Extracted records
* * * * * * * * *
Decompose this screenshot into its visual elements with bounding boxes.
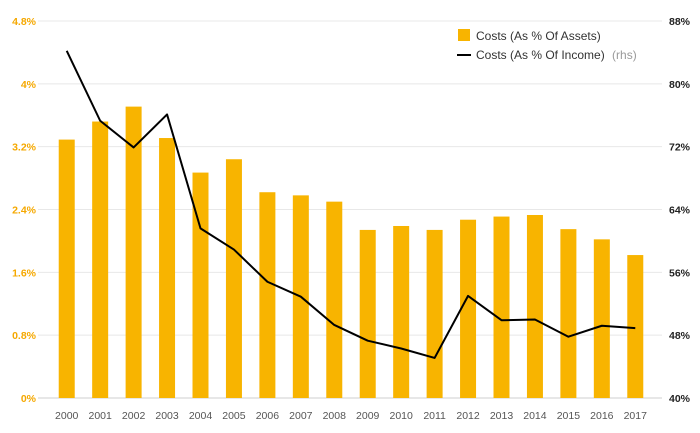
legend-line-suffix: (rhs) bbox=[612, 48, 637, 62]
left-tick-label: 4% bbox=[21, 79, 37, 91]
bar bbox=[627, 255, 644, 398]
x-tick-label: 2004 bbox=[189, 410, 213, 422]
bar bbox=[526, 214, 543, 398]
legend-bar-label: Costs (As % Of Assets) bbox=[476, 29, 601, 43]
bar bbox=[192, 172, 209, 398]
left-tick-label: 1.6% bbox=[12, 267, 37, 279]
right-tick-label: 40% bbox=[669, 393, 691, 405]
x-tick-label: 2011 bbox=[423, 410, 446, 422]
left-axis-ticks: 0% 0.8% 1.6% 2.4% 3.2% 4% 4.8% bbox=[12, 16, 37, 405]
x-tick-label: 2008 bbox=[323, 410, 347, 422]
gridlines bbox=[38, 20, 662, 399]
x-tick-label: 2005 bbox=[222, 410, 246, 422]
right-tick-label: 56% bbox=[669, 267, 691, 279]
bar bbox=[58, 139, 75, 399]
left-tick-label: 3.2% bbox=[12, 142, 37, 154]
bar bbox=[560, 229, 577, 398]
bar bbox=[393, 225, 410, 398]
right-axis-ticks: 40% 48% 56% 64% 72% 80% 88% bbox=[669, 16, 691, 405]
left-tick-label: 0.8% bbox=[12, 330, 37, 342]
legend-line-label: Costs (As % Of Income) bbox=[476, 48, 605, 62]
x-tick-label: 2015 bbox=[557, 410, 581, 422]
bar bbox=[326, 201, 343, 398]
x-axis-ticks: 2000 2001 2002 2003 2004 2005 2006 2007 2008 2009… bbox=[55, 410, 647, 422]
bar-series bbox=[58, 106, 644, 399]
bar bbox=[460, 219, 477, 398]
right-tick-label: 64% bbox=[669, 205, 691, 217]
bar bbox=[225, 159, 242, 398]
x-tick-label: 2017 bbox=[624, 410, 648, 422]
x-tick-label: 2014 bbox=[523, 410, 547, 422]
bar bbox=[426, 229, 443, 398]
x-tick-label: 2009 bbox=[356, 410, 380, 422]
bar bbox=[359, 229, 376, 398]
bar bbox=[259, 192, 276, 398]
left-tick-label: 4.8% bbox=[12, 16, 37, 28]
right-tick-label: 80% bbox=[669, 79, 691, 91]
bar bbox=[92, 121, 109, 399]
x-tick-label: 2003 bbox=[155, 410, 179, 422]
line-path bbox=[65, 50, 636, 359]
x-tick-label: 2012 bbox=[456, 410, 480, 422]
right-tick-label: 72% bbox=[669, 142, 691, 154]
bar bbox=[125, 106, 142, 399]
bar bbox=[493, 216, 510, 398]
bar bbox=[159, 138, 176, 398]
legend-bar-swatch bbox=[458, 29, 470, 41]
x-tick-label: 2016 bbox=[590, 410, 614, 422]
left-tick-label: 0% bbox=[21, 393, 37, 405]
left-tick-label: 2.4% bbox=[12, 205, 37, 217]
x-tick-label: 2002 bbox=[122, 410, 146, 422]
legend-line-label-text: Costs (As % Of Income) (rhs) bbox=[476, 48, 637, 62]
x-tick-label: 2010 bbox=[389, 410, 413, 422]
legend: Costs (As % Of Assets) Costs (As % Of In… bbox=[457, 29, 637, 62]
x-tick-label: 2001 bbox=[88, 410, 112, 422]
line-series bbox=[65, 50, 636, 359]
x-tick-label: 2013 bbox=[490, 410, 514, 422]
bar bbox=[593, 239, 610, 398]
x-tick-label: 2007 bbox=[289, 410, 313, 422]
x-tick-label: 2000 bbox=[55, 410, 79, 422]
x-tick-label: 2006 bbox=[256, 410, 280, 422]
right-tick-label: 88% bbox=[669, 16, 691, 28]
right-tick-label: 48% bbox=[669, 330, 691, 342]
* * * * * * * * *
EXERCISE BRIEF:
Rewrite every line of the listing above, replacing "x-tick-label" with "year-label" and keeping everything else the same. Leave the pictures out of your answer.

RESULT BELOW:
Decompose this screenshot into its visual elements with bounding boxes.
legend-line-suffix: (rhs) bbox=[612, 48, 637, 62]
left-tick-label: 4% bbox=[21, 79, 37, 91]
bar bbox=[627, 255, 644, 398]
year-label: 2004 bbox=[189, 410, 213, 422]
bar bbox=[526, 214, 543, 398]
legend-bar-label: Costs (As % Of Assets) bbox=[476, 29, 601, 43]
bar bbox=[192, 172, 209, 398]
left-tick-label: 1.6% bbox=[12, 267, 37, 279]
right-tick-label: 40% bbox=[669, 393, 691, 405]
year-label: 2011 bbox=[423, 410, 446, 422]
left-axis-ticks: 0% 0.8% 1.6% 2.4% 3.2% 4% 4.8% bbox=[12, 16, 37, 405]
year-label: 2008 bbox=[323, 410, 347, 422]
gridlines bbox=[38, 20, 662, 399]
year-label: 2005 bbox=[222, 410, 246, 422]
right-tick-label: 56% bbox=[669, 267, 691, 279]
bar bbox=[58, 139, 75, 399]
left-tick-label: 3.2% bbox=[12, 142, 37, 154]
bar bbox=[560, 229, 577, 398]
bar bbox=[393, 225, 410, 398]
right-axis-ticks: 40% 48% 56% 64% 72% 80% 88% bbox=[669, 16, 691, 405]
left-tick-label: 0.8% bbox=[12, 330, 37, 342]
legend-line-label: Costs (As % Of Income) bbox=[476, 48, 605, 62]
year-label: 2015 bbox=[557, 410, 581, 422]
bar bbox=[326, 201, 343, 398]
x-axis-ticks: 2000 2001 2002 2003 2004 2005 2006 2007 2008 2009… bbox=[55, 410, 647, 422]
bar-series bbox=[58, 106, 644, 399]
bar bbox=[460, 219, 477, 398]
right-tick-label: 64% bbox=[669, 205, 691, 217]
bar bbox=[225, 159, 242, 398]
year-label: 2017 bbox=[624, 410, 648, 422]
year-label: 2014 bbox=[523, 410, 547, 422]
bar bbox=[426, 229, 443, 398]
year-label: 2009 bbox=[356, 410, 380, 422]
bar bbox=[359, 229, 376, 398]
bar bbox=[259, 192, 276, 398]
left-tick-label: 4.8% bbox=[12, 16, 37, 28]
right-tick-label: 80% bbox=[669, 79, 691, 91]
bar bbox=[92, 121, 109, 399]
year-label: 2003 bbox=[155, 410, 179, 422]
line-path bbox=[65, 50, 636, 359]
year-label: 2012 bbox=[456, 410, 480, 422]
right-tick-label: 72% bbox=[669, 142, 691, 154]
bar bbox=[125, 106, 142, 399]
bar bbox=[493, 216, 510, 398]
bar bbox=[159, 138, 176, 398]
legend-bar-swatch bbox=[458, 29, 470, 41]
year-label: 2016 bbox=[590, 410, 614, 422]
left-tick-label: 0% bbox=[21, 393, 37, 405]
left-tick-label: 2.4% bbox=[12, 205, 37, 217]
year-label: 2002 bbox=[122, 410, 146, 422]
legend-line-label-text: Costs (As % Of Income) (rhs) bbox=[476, 48, 637, 62]
year-label: 2010 bbox=[389, 410, 413, 422]
legend: Costs (As % Of Assets) Costs (As % Of In… bbox=[457, 29, 637, 62]
year-label: 2001 bbox=[88, 410, 112, 422]
line-series bbox=[65, 50, 636, 359]
year-label: 2013 bbox=[490, 410, 514, 422]
bar bbox=[593, 239, 610, 398]
year-label: 2007 bbox=[289, 410, 313, 422]
year-label: 2000 bbox=[55, 410, 79, 422]
year-label: 2006 bbox=[256, 410, 280, 422]
right-tick-label: 88% bbox=[669, 16, 691, 28]
right-tick-label: 48% bbox=[669, 330, 691, 342]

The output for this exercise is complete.